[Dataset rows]
##############################

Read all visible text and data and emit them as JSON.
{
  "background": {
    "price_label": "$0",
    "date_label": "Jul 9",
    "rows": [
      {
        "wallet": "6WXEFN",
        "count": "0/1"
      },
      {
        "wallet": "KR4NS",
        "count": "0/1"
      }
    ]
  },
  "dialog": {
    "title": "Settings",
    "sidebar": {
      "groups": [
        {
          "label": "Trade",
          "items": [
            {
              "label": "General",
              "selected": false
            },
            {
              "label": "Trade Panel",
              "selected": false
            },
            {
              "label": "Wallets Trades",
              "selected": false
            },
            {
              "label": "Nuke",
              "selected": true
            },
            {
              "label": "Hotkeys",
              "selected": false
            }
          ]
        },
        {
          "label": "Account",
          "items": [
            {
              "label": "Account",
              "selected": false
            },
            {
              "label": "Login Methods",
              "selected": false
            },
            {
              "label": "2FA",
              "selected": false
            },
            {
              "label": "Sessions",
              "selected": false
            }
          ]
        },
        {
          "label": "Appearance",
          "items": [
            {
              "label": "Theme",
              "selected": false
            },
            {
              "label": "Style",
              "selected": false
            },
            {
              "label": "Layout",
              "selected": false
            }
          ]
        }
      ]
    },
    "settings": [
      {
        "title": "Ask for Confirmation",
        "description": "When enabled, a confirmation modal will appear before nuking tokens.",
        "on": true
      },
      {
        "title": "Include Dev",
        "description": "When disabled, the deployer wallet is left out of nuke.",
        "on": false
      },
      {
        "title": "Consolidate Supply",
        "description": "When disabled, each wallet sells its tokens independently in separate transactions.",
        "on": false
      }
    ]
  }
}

##############################

> **DIRECTIONS FOR THIS TASK**
Choose all lines containing the string "disabled" and copy them out.

> **PROBLEM SOLUTION**
        "description": "When disabled, the deployer wallet is left out of nuke.",
        "description": "When disabled, each wallet sells its tokens independently in separate transactions.",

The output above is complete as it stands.